── Data listing
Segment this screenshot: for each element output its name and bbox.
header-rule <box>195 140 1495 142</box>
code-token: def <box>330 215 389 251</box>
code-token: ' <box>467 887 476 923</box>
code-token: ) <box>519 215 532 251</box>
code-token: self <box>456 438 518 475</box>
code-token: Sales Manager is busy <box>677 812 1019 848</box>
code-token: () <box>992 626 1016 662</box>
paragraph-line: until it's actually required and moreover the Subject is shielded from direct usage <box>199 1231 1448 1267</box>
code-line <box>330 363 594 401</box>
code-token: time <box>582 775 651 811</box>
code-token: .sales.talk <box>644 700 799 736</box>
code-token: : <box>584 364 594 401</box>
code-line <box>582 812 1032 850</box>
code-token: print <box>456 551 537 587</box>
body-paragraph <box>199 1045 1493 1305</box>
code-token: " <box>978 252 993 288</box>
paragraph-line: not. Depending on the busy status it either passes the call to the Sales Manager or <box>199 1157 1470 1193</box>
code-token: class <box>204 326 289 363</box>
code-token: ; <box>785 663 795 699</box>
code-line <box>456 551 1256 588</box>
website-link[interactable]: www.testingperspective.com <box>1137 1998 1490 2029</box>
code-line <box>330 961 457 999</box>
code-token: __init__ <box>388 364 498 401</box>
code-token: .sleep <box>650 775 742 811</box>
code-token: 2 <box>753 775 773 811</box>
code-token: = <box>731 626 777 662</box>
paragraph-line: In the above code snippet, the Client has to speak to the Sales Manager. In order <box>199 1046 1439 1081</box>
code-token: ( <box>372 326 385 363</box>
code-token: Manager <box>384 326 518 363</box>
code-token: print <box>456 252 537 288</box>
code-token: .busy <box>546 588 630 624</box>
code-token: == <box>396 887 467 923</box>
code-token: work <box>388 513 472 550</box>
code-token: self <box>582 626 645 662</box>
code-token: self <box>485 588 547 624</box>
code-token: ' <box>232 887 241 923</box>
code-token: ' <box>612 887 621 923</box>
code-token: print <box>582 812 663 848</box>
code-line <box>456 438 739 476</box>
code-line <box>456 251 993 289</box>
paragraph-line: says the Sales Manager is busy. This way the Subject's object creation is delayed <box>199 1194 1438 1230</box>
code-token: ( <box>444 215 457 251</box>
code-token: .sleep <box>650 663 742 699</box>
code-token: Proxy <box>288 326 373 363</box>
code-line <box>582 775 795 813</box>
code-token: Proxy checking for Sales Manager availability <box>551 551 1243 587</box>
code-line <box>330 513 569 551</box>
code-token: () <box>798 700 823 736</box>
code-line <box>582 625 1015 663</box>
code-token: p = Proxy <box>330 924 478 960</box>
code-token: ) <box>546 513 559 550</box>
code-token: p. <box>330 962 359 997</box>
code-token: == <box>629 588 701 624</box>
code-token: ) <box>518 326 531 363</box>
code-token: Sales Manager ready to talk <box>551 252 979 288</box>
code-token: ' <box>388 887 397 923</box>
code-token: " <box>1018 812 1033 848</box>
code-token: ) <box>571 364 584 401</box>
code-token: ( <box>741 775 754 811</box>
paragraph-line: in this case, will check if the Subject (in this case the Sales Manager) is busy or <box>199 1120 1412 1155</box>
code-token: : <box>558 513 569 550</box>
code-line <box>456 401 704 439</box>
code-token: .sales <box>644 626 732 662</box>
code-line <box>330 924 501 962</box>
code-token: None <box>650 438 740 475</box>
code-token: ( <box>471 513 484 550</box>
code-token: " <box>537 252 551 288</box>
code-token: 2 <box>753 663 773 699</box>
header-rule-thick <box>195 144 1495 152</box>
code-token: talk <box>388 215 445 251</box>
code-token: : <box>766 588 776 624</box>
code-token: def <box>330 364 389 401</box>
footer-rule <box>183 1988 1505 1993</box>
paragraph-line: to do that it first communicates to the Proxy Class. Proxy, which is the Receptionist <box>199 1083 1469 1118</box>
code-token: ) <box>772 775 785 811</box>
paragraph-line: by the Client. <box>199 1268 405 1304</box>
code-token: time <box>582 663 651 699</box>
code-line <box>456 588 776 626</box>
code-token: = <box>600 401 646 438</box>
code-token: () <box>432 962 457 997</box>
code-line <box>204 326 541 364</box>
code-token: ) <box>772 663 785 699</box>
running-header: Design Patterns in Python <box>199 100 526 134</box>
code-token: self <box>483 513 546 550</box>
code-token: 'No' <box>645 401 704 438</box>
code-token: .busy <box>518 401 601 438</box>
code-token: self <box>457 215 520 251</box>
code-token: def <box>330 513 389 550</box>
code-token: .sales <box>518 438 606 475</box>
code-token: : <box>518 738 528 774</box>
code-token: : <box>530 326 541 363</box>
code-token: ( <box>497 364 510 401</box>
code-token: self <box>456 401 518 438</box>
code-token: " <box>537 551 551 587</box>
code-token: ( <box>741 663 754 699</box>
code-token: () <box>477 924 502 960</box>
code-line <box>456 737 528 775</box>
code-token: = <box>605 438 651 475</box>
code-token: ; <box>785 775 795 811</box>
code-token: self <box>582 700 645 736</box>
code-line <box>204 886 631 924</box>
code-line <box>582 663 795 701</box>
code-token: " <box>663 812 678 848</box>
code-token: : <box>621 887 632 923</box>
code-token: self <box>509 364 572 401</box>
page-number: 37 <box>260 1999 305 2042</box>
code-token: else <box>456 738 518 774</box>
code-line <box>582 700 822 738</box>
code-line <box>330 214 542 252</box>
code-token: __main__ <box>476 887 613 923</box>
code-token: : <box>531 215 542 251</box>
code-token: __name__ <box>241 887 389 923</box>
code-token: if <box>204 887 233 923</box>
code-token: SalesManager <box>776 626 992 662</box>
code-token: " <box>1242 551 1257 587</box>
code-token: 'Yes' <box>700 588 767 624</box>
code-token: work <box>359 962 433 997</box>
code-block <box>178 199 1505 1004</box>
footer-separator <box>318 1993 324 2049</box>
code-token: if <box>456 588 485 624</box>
────
**Requirements**
Copy the lines word for word, from the first line of the records through the line that contains "code-token: ' <box>232 887 241 923</box>", with both ends included.

**Response for this exercise**
Segment this screenshot: for each element output its name and bbox.
header-rule <box>195 140 1495 142</box>
code-token: def <box>330 215 389 251</box>
code-token: ' <box>467 887 476 923</box>
code-token: ) <box>519 215 532 251</box>
code-token: self <box>456 438 518 475</box>
code-token: Sales Manager is busy <box>677 812 1019 848</box>
code-token: () <box>992 626 1016 662</box>
paragraph-line: until it's actually required and moreover the Subject is shielded from direct usage <box>199 1231 1448 1267</box>
code-line <box>330 363 594 401</box>
code-token: time <box>582 775 651 811</box>
code-token: .sales.talk <box>644 700 799 736</box>
code-token: : <box>584 364 594 401</box>
code-line <box>582 812 1032 850</box>
code-token: print <box>456 551 537 587</box>
body-paragraph <box>199 1045 1493 1305</box>
code-token: " <box>978 252 993 288</box>
paragraph-line: not. Depending on the busy status it either passes the call to the Sales Manager or <box>199 1157 1470 1193</box>
code-token: class <box>204 326 289 363</box>
code-token: ; <box>785 663 795 699</box>
code-line <box>456 551 1256 588</box>
website-link[interactable]: www.testingperspective.com <box>1137 1998 1490 2029</box>
code-line <box>330 961 457 999</box>
code-token: __init__ <box>388 364 498 401</box>
code-token: .sleep <box>650 775 742 811</box>
code-token: 2 <box>753 775 773 811</box>
code-token: = <box>731 626 777 662</box>
paragraph-line: In the above code snippet, the Client has to speak to the Sales Manager. In order <box>199 1046 1439 1081</box>
code-token: ( <box>372 326 385 363</box>
code-token: Manager <box>384 326 518 363</box>
code-token: print <box>456 252 537 288</box>
code-token: .busy <box>546 588 630 624</box>
code-token: == <box>396 887 467 923</box>
code-token: work <box>388 513 472 550</box>
code-token: self <box>582 626 645 662</box>
code-token: self <box>485 588 547 624</box>
code-token: ' <box>232 887 241 923</box>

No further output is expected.